● Brief
Please repeat the records beneath this task exactly as they appear, but skip the images.

● Input material
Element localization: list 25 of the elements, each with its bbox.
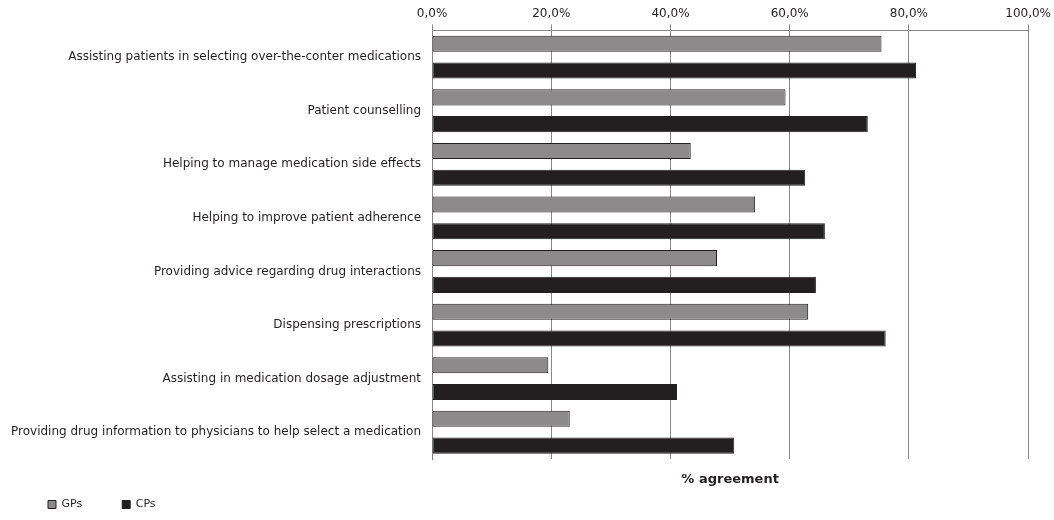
legend-label: GPs (61, 497, 83, 511)
x-tick-label: 0,0% (416, 6, 448, 21)
legend-label: CPs (135, 497, 156, 511)
y-tick-label: Providing advice regarding drug interactions (153, 263, 422, 278)
y-tick-label: Assisting in medication dosage adjustment (162, 370, 422, 385)
bar (432, 223, 825, 240)
bar (432, 330, 886, 347)
y-tick-label: Patient counselling (307, 102, 422, 117)
bar (432, 384, 678, 401)
x-tick-label: 80,0% (889, 6, 928, 21)
bar (432, 169, 806, 186)
bar (432, 437, 735, 454)
y-tick-label: Helping to improve patient adherence (192, 210, 422, 225)
x-tick-label: 40,0% (651, 6, 690, 21)
x-tick-label: 100,0% (1005, 6, 1051, 21)
x-tick-label: 20,0% (532, 6, 571, 21)
y-tick-label: Assisting patients in selecting over-the-conter medications (68, 49, 422, 64)
x-axis-title: % agreement (681, 470, 779, 486)
x-tick-label: 60,0% (770, 6, 809, 21)
y-tick-label: Providing drug information to physicians to help select a medication (11, 424, 422, 439)
bar (432, 116, 868, 133)
bar (432, 62, 917, 79)
bar (432, 276, 816, 293)
y-tick-label: Helping to manage medication side effects (162, 156, 422, 171)
y-tick-label: Dispensing prescriptions (273, 317, 422, 332)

● Expected answer
Element localization: list 25 of the elements, each with its bbox.
legend-label: GPs (61, 497, 83, 511)
x-tick-label: 0,0% (416, 6, 448, 21)
legend-label: CPs (135, 497, 156, 511)
y-tick-label: Providing advice regarding drug interactions (153, 263, 422, 278)
y-tick-label: Assisting in medication dosage adjustment (162, 370, 422, 385)
bar (432, 223, 825, 240)
bar (432, 330, 886, 347)
y-tick-label: Patient counselling (307, 102, 422, 117)
bar (432, 384, 678, 401)
x-tick-label: 80,0% (889, 6, 928, 21)
bar (432, 169, 806, 186)
bar (432, 437, 735, 454)
y-tick-label: Helping to improve patient adherence (192, 210, 422, 225)
x-tick-label: 40,0% (651, 6, 690, 21)
x-tick-label: 100,0% (1005, 6, 1051, 21)
x-tick-label: 20,0% (532, 6, 571, 21)
y-tick-label: Assisting patients in selecting over-the-conter medications (68, 49, 422, 64)
x-axis-title: % agreement (681, 470, 779, 486)
x-tick-label: 60,0% (770, 6, 809, 21)
y-tick-label: Providing drug information to physicians to help select a medication (11, 424, 422, 439)
bar (432, 116, 868, 133)
bar (432, 62, 917, 79)
bar (432, 276, 816, 293)
y-tick-label: Helping to manage medication side effects (162, 156, 422, 171)
y-tick-label: Dispensing prescriptions (273, 317, 422, 332)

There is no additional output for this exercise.